*WHAT TO WORK ON*.
Go through the entries below and collect each line with the string "FINANCE" in it.

*AVAILABLE DATA*.
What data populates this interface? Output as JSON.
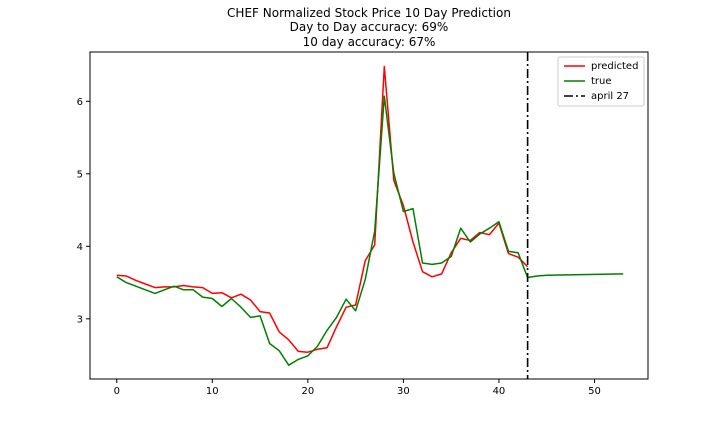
{
  "chart_data": {
    "type": "line",
    "title_lines": [
      "CHEF Normalized Stock Price 10 Day Prediction",
      "Day to Day accuracy: 69%",
      "10 day accuracy: 67%"
    ],
    "xlabel": "",
    "ylabel": "",
    "xlim": [
      -2.8,
      55.6
    ],
    "ylim": [
      2.17,
      6.68
    ],
    "xticks": [
      0,
      10,
      20,
      30,
      40,
      50
    ],
    "yticks": [
      3,
      4,
      5,
      6
    ],
    "grid": false,
    "legend_position": "top-right",
    "series": [
      {
        "name": "predicted",
        "color": "#ff0000",
        "dash": "solid",
        "x": [
          0,
          1,
          2,
          3,
          4,
          5,
          6,
          7,
          8,
          9,
          10,
          11,
          12,
          13,
          14,
          15,
          16,
          17,
          18,
          19,
          20,
          21,
          22,
          23,
          24,
          25,
          26,
          27,
          28,
          29,
          30,
          31,
          32,
          33,
          34,
          35,
          36,
          37,
          38,
          39,
          40,
          41,
          42,
          43
        ],
        "y": [
          3.6,
          3.59,
          3.53,
          3.48,
          3.43,
          3.44,
          3.44,
          3.46,
          3.44,
          3.43,
          3.35,
          3.36,
          3.29,
          3.34,
          3.26,
          3.1,
          3.08,
          2.82,
          2.71,
          2.55,
          2.54,
          2.58,
          2.6,
          2.89,
          3.16,
          3.19,
          3.8,
          4.02,
          6.48,
          4.91,
          4.56,
          4.06,
          3.65,
          3.58,
          3.62,
          3.91,
          4.11,
          4.08,
          4.19,
          4.16,
          4.32,
          3.9,
          3.85,
          3.72
        ]
      },
      {
        "name": "true",
        "color": "#008000",
        "dash": "solid",
        "x": [
          0,
          1,
          2,
          3,
          4,
          5,
          6,
          7,
          8,
          9,
          10,
          11,
          12,
          13,
          14,
          15,
          16,
          17,
          18,
          19,
          20,
          21,
          22,
          23,
          24,
          25,
          26,
          27,
          28,
          29,
          30,
          31,
          32,
          33,
          34,
          35,
          36,
          37,
          38,
          39,
          40,
          41,
          42,
          43,
          44,
          45,
          53
        ],
        "y": [
          3.58,
          3.5,
          3.45,
          3.4,
          3.35,
          3.4,
          3.45,
          3.4,
          3.4,
          3.3,
          3.28,
          3.17,
          3.28,
          3.16,
          3.02,
          3.04,
          2.66,
          2.56,
          2.36,
          2.44,
          2.49,
          2.62,
          2.84,
          3.02,
          3.27,
          3.11,
          3.54,
          4.21,
          6.07,
          5.01,
          4.48,
          4.52,
          3.77,
          3.75,
          3.77,
          3.86,
          4.25,
          4.06,
          4.17,
          4.25,
          4.34,
          3.93,
          3.91,
          3.57,
          3.59,
          3.6,
          3.62
        ]
      },
      {
        "name": "april 27",
        "color": "#000000",
        "dash": "dashdot",
        "vline_x": 43
      }
    ]
  }
}
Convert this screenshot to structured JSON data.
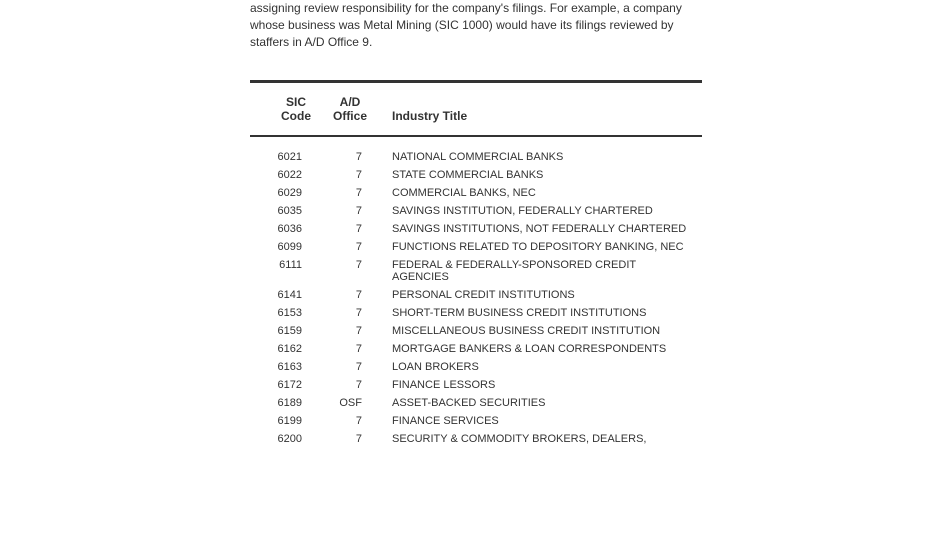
{
  "intro": {
    "text": "assigning review responsibility for the company's filings. For example, a company whose business was Metal Mining (SIC 1000) would have its filings reviewed by staffers in A/D Office 9."
  },
  "table": {
    "columns": {
      "sic": "SIC Code",
      "ad": "A/D Office",
      "title": "Industry Title"
    },
    "rows": [
      {
        "sic": "6021",
        "ad": "7",
        "title": "NATIONAL COMMERCIAL BANKS"
      },
      {
        "sic": "6022",
        "ad": "7",
        "title": "STATE COMMERCIAL BANKS"
      },
      {
        "sic": "6029",
        "ad": "7",
        "title": "COMMERCIAL BANKS, NEC"
      },
      {
        "sic": "6035",
        "ad": "7",
        "title": "SAVINGS INSTITUTION, FEDERALLY CHARTERED"
      },
      {
        "sic": "6036",
        "ad": "7",
        "title": "SAVINGS INSTITUTIONS, NOT FEDERALLY CHARTERED"
      },
      {
        "sic": "6099",
        "ad": "7",
        "title": "FUNCTIONS RELATED TO DEPOSITORY BANKING, NEC"
      },
      {
        "sic": "6111",
        "ad": "7",
        "title": "FEDERAL & FEDERALLY-SPONSORED CREDIT AGENCIES"
      },
      {
        "sic": "6141",
        "ad": "7",
        "title": "PERSONAL CREDIT INSTITUTIONS"
      },
      {
        "sic": "6153",
        "ad": "7",
        "title": "SHORT-TERM BUSINESS CREDIT INSTITUTIONS"
      },
      {
        "sic": "6159",
        "ad": "7",
        "title": "MISCELLANEOUS BUSINESS CREDIT INSTITUTION"
      },
      {
        "sic": "6162",
        "ad": "7",
        "title": "MORTGAGE BANKERS & LOAN CORRESPONDENTS"
      },
      {
        "sic": "6163",
        "ad": "7",
        "title": "LOAN BROKERS"
      },
      {
        "sic": "6172",
        "ad": "7",
        "title": "FINANCE LESSORS"
      },
      {
        "sic": "6189",
        "ad": "OSF",
        "title": "ASSET-BACKED SECURITIES"
      },
      {
        "sic": "6199",
        "ad": "7",
        "title": "FINANCE SERVICES"
      },
      {
        "sic": "6200",
        "ad": "7",
        "title": "SECURITY & COMMODITY BROKERS, DEALERS,"
      }
    ]
  }
}
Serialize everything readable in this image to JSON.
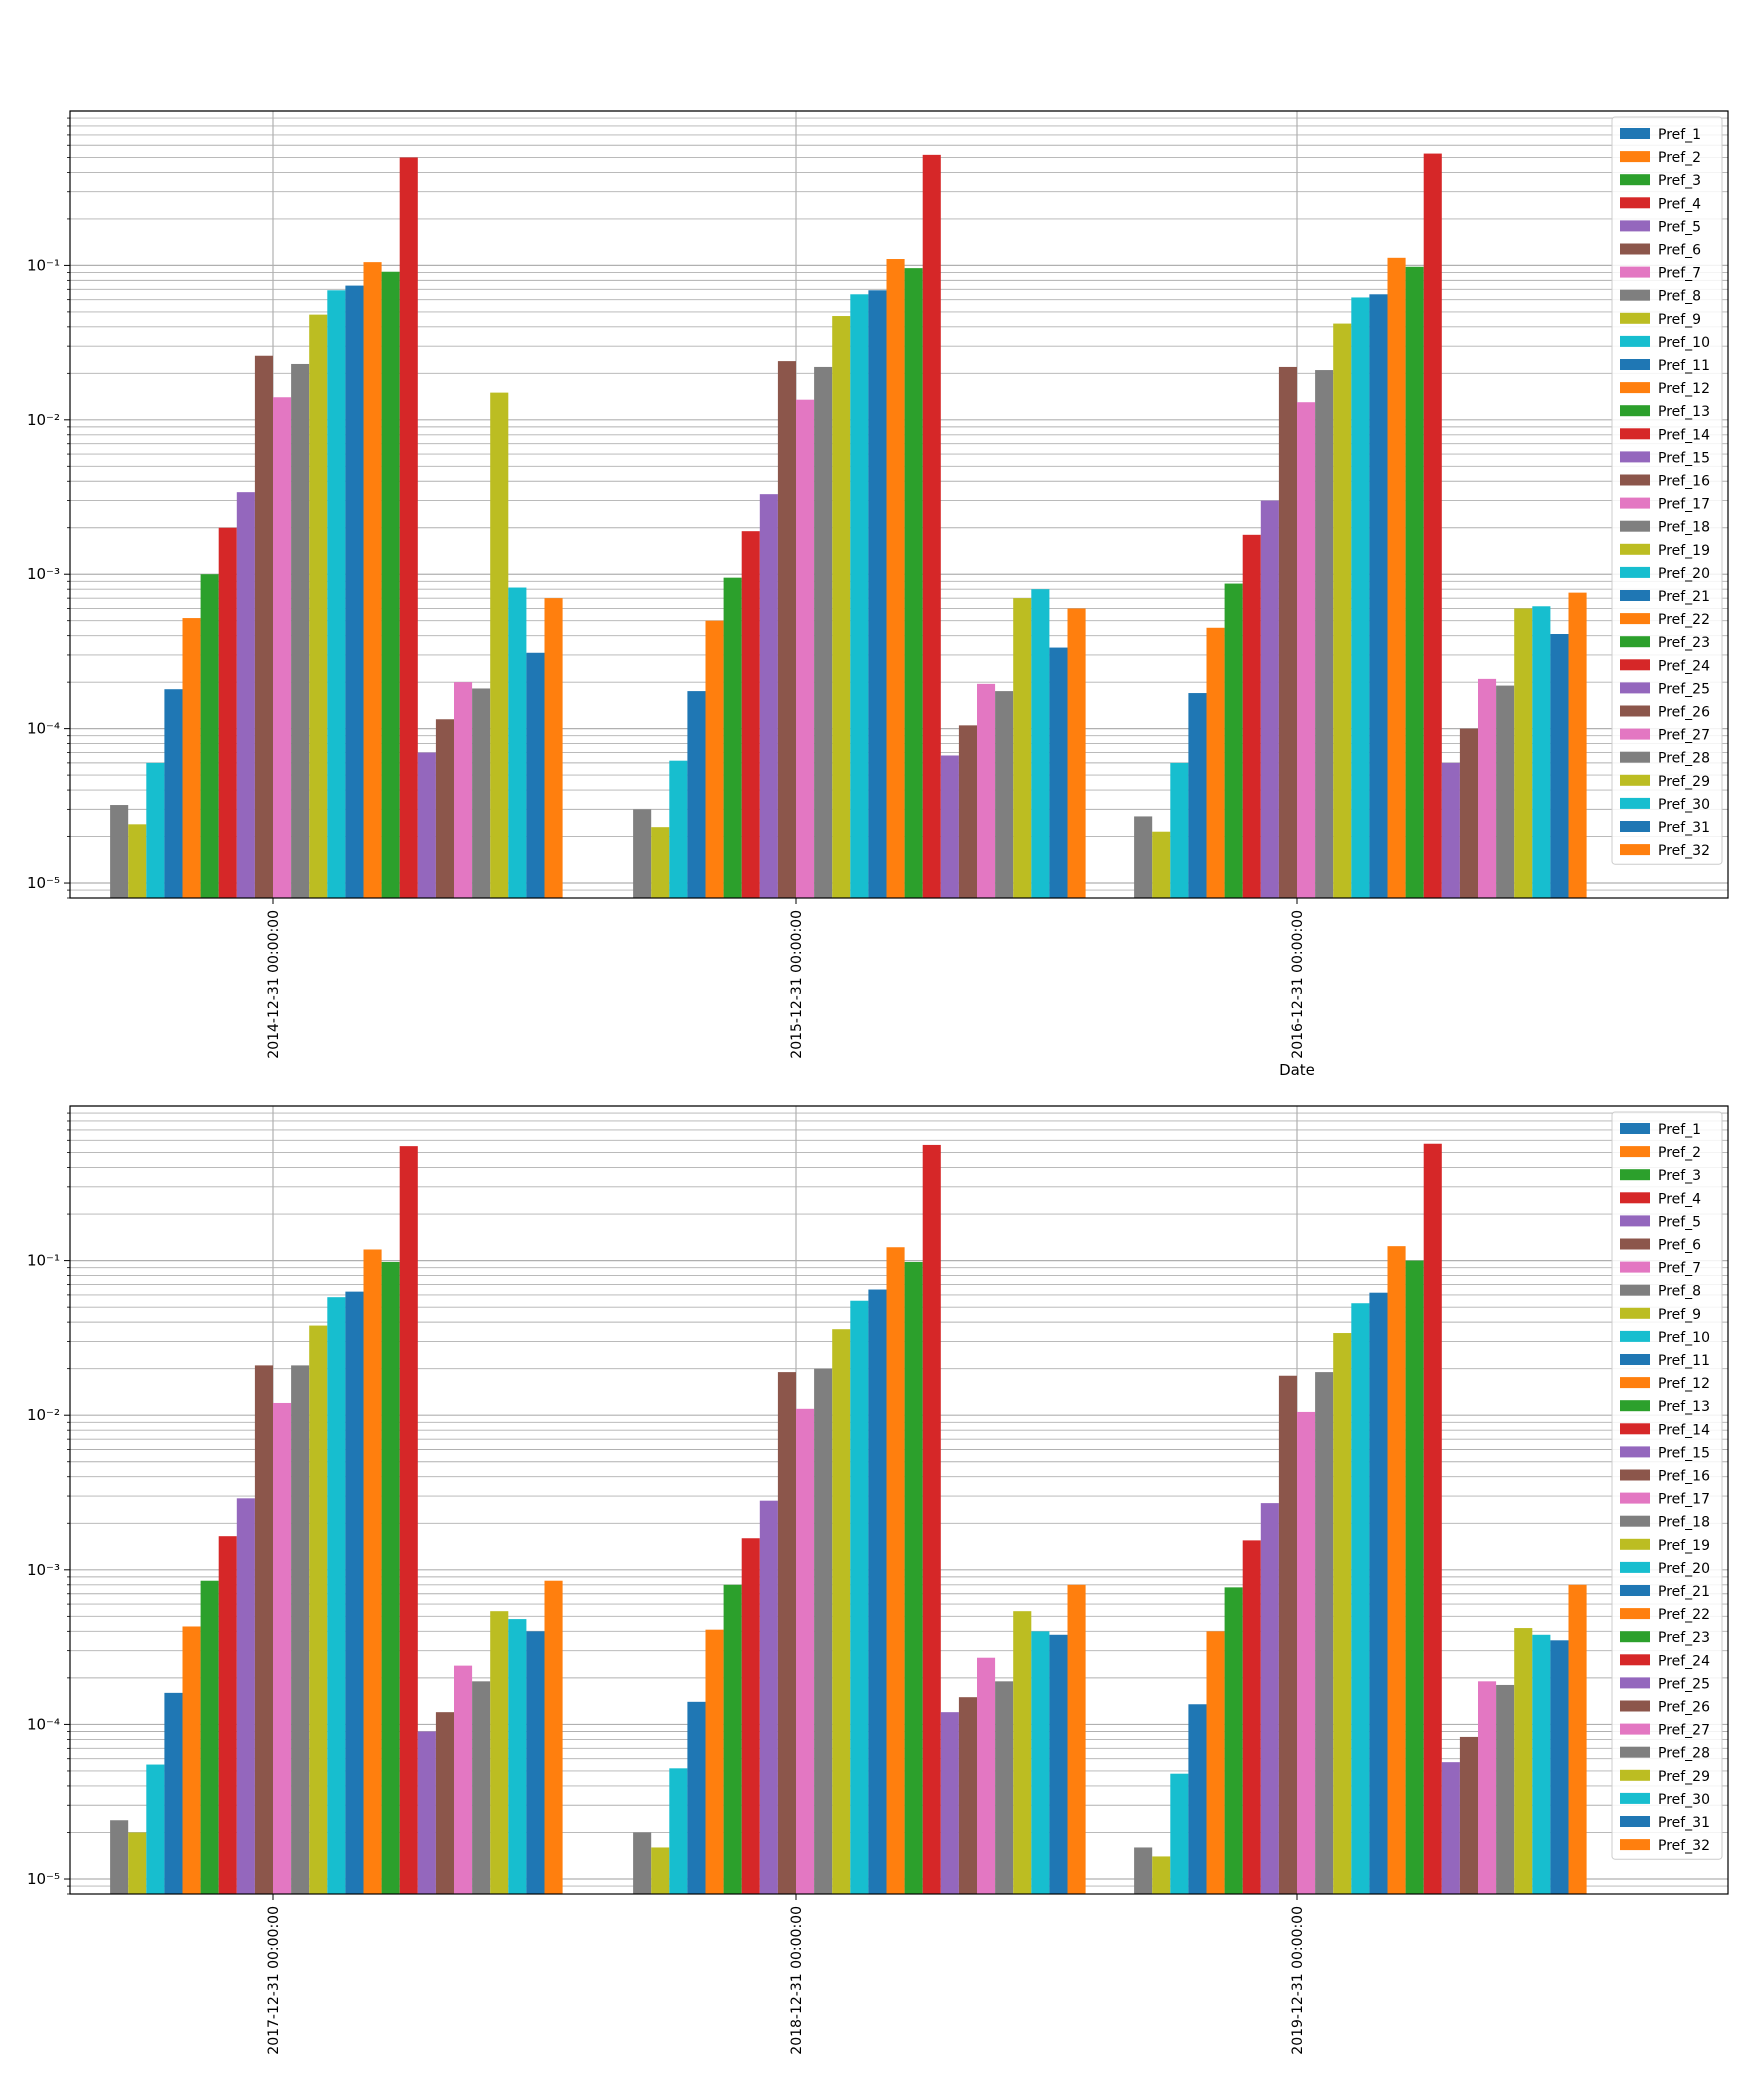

*COMPLETED EXERCISE*.
        "title": "FINANCE LESSORS"
        "title": "FINANCE SERVICES"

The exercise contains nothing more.